AIM OF THE TASK → Filter for the word "Троц" and keep each matching line.

*** INPUT DATA

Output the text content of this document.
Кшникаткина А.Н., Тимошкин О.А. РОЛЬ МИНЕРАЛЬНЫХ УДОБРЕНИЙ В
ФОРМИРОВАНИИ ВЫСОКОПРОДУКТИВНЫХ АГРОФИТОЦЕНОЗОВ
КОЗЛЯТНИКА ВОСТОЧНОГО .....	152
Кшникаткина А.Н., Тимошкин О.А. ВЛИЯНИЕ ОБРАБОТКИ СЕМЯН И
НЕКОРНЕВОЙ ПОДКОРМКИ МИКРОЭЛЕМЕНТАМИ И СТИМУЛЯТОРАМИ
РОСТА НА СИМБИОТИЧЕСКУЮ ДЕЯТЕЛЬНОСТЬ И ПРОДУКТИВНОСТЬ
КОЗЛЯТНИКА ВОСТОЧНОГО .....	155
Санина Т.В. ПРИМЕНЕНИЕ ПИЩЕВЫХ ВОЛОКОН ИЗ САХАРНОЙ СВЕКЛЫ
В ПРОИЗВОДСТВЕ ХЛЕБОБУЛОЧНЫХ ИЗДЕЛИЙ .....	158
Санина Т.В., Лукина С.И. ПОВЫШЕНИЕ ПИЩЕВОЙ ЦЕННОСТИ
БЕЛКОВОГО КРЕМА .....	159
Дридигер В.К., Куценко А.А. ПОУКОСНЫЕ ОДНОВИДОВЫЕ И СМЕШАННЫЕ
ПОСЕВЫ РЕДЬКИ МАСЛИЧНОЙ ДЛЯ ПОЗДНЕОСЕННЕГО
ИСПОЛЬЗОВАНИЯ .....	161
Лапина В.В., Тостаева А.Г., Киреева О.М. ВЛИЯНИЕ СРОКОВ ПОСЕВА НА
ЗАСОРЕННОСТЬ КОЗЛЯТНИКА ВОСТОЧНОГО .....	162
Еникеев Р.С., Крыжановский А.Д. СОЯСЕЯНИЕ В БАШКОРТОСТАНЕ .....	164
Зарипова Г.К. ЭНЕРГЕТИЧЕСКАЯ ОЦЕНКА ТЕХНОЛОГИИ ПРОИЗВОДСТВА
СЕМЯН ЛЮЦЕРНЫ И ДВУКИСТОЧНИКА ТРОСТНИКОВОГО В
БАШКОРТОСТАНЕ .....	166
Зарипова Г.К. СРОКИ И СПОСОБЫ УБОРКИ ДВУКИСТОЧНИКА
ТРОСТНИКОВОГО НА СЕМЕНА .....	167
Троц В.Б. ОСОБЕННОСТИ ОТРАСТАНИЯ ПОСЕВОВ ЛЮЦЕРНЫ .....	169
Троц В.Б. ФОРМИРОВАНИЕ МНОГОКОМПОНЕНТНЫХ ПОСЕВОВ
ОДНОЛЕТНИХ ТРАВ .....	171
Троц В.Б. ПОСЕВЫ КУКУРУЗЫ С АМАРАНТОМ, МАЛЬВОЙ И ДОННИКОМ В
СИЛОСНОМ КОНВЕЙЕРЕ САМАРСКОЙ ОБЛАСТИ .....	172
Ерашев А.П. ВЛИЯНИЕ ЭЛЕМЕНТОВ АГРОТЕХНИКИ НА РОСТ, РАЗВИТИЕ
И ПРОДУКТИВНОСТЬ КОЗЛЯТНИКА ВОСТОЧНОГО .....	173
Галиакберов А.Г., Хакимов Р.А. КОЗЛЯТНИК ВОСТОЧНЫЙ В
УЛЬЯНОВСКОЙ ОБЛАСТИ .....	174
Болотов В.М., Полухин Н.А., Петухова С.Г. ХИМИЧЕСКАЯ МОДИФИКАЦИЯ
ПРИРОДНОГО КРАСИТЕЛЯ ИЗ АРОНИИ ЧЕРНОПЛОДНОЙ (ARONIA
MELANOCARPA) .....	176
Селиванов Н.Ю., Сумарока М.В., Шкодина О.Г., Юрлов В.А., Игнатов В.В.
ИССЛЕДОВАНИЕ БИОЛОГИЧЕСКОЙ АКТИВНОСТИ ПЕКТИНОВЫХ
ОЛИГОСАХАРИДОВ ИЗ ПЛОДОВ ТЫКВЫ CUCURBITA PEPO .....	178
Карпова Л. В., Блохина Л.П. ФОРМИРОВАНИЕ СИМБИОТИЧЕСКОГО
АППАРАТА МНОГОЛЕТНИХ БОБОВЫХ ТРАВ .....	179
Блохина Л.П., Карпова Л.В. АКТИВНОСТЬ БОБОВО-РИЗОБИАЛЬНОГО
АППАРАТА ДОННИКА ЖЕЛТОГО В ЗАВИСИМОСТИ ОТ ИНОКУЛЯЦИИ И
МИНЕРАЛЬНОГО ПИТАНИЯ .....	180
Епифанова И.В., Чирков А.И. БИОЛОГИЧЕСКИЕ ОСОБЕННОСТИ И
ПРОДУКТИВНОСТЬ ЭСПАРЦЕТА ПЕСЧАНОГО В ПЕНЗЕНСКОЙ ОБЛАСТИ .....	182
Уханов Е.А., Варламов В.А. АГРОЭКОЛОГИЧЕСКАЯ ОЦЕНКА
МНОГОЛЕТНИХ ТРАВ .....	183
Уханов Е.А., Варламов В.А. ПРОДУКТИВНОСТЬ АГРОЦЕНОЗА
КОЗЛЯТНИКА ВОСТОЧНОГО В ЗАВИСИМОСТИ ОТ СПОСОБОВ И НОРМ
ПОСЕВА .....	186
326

******

EXERCISE SOLUTION →
Троц В.Б. ОСОБЕННОСТИ ОТРАСТАНИЯ ПОСЕВОВ ЛЮЦЕРНЫ .....	169
Троц В.Б. ФОРМИРОВАНИЕ МНОГОКОМПОНЕНТНЫХ ПОСЕВОВ
Троц В.Б. ПОСЕВЫ КУКУРУЗЫ С АМАРАНТОМ, МАЛЬВОЙ И ДОННИКОМ В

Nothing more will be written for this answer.